**What to produce**. State only the number of lines that include "this".
▬▬▬▬▬▬▬▬▬▬
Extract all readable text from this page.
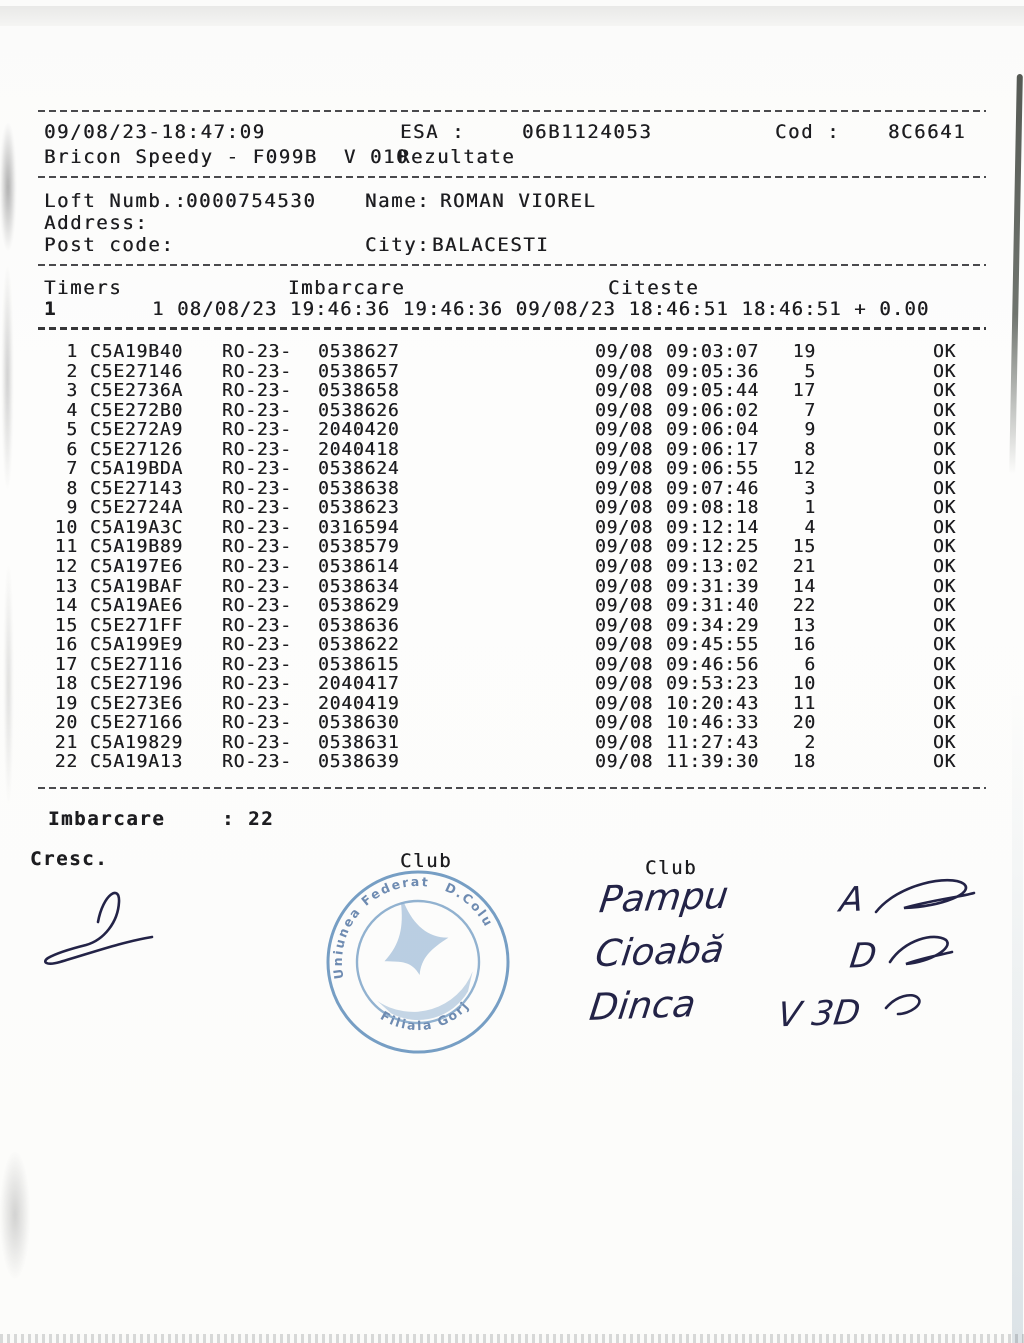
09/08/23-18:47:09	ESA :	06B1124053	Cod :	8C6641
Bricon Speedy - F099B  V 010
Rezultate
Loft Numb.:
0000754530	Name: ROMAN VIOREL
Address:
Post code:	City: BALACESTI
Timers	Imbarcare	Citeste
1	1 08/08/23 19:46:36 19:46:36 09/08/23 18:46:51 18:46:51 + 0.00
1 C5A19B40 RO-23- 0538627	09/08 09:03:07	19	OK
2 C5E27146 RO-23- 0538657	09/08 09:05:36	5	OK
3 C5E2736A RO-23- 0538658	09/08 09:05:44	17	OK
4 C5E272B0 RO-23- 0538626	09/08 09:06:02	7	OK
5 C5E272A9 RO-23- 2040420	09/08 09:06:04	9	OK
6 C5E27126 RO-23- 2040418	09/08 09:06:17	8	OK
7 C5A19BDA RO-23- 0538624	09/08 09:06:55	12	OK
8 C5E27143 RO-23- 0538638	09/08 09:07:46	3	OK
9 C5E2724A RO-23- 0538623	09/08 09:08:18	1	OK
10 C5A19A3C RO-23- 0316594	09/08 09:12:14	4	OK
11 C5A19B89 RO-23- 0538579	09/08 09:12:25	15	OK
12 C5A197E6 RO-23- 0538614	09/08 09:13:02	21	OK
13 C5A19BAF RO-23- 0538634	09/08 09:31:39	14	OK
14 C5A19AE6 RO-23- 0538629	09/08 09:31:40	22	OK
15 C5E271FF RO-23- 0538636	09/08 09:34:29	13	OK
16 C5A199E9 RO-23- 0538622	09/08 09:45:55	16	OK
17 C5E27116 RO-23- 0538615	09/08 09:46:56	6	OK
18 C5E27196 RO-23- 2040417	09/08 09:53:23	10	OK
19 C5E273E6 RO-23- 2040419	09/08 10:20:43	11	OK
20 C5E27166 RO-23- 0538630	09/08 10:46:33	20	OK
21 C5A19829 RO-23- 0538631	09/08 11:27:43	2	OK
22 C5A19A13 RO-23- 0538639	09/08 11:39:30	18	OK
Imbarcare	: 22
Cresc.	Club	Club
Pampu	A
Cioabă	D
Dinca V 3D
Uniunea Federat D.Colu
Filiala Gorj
▬▬▬▬▬▬▬▬▬▬
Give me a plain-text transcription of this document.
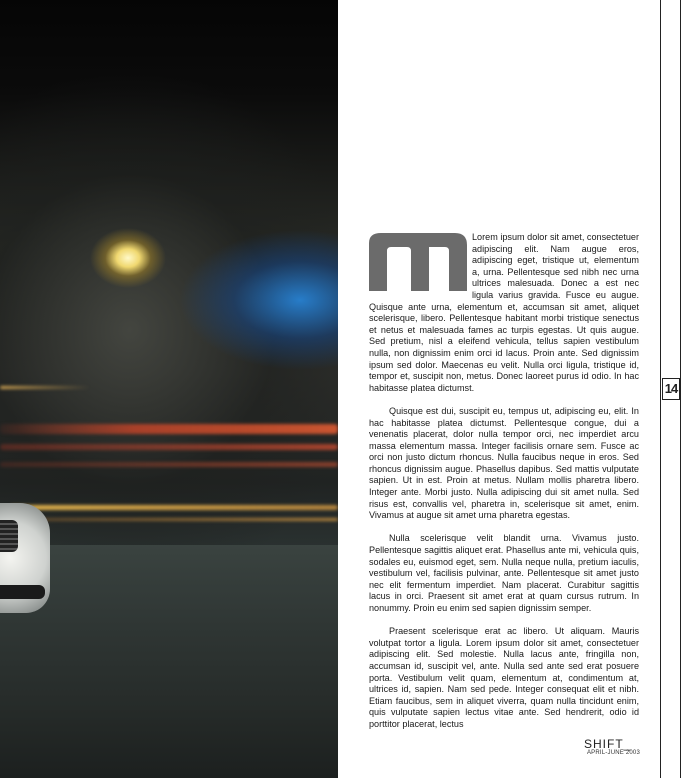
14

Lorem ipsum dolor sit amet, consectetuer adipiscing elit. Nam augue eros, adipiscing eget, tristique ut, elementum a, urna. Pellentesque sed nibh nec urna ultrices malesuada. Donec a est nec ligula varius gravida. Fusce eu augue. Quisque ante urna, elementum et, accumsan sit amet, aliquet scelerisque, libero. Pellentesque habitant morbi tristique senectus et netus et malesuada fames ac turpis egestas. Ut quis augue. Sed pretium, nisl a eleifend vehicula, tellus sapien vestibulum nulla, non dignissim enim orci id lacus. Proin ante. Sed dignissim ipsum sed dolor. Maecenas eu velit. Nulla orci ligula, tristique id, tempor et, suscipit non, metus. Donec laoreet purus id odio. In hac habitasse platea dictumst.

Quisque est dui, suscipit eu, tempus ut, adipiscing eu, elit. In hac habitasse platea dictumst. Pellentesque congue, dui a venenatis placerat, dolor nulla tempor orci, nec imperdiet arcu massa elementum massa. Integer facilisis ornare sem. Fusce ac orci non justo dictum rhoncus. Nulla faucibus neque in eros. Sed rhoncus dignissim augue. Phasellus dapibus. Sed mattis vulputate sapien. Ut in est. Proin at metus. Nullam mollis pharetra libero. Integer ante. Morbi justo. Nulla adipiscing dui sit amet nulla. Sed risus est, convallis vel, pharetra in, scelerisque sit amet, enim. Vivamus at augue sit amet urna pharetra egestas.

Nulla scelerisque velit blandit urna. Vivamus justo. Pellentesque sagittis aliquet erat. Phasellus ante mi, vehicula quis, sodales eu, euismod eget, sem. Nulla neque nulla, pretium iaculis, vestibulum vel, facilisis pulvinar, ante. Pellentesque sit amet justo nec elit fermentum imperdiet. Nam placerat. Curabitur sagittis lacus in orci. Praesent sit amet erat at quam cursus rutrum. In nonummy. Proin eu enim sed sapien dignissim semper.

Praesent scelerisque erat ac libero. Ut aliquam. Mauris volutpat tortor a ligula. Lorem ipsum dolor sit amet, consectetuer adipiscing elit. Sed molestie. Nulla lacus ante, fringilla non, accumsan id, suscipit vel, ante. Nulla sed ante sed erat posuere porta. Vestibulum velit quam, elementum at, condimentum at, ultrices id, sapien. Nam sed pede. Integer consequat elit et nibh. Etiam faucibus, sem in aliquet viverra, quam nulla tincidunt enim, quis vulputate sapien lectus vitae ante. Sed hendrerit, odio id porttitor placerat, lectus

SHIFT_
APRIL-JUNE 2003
▬▬▬▬▬▬▬▬▬▬
**Response**. 2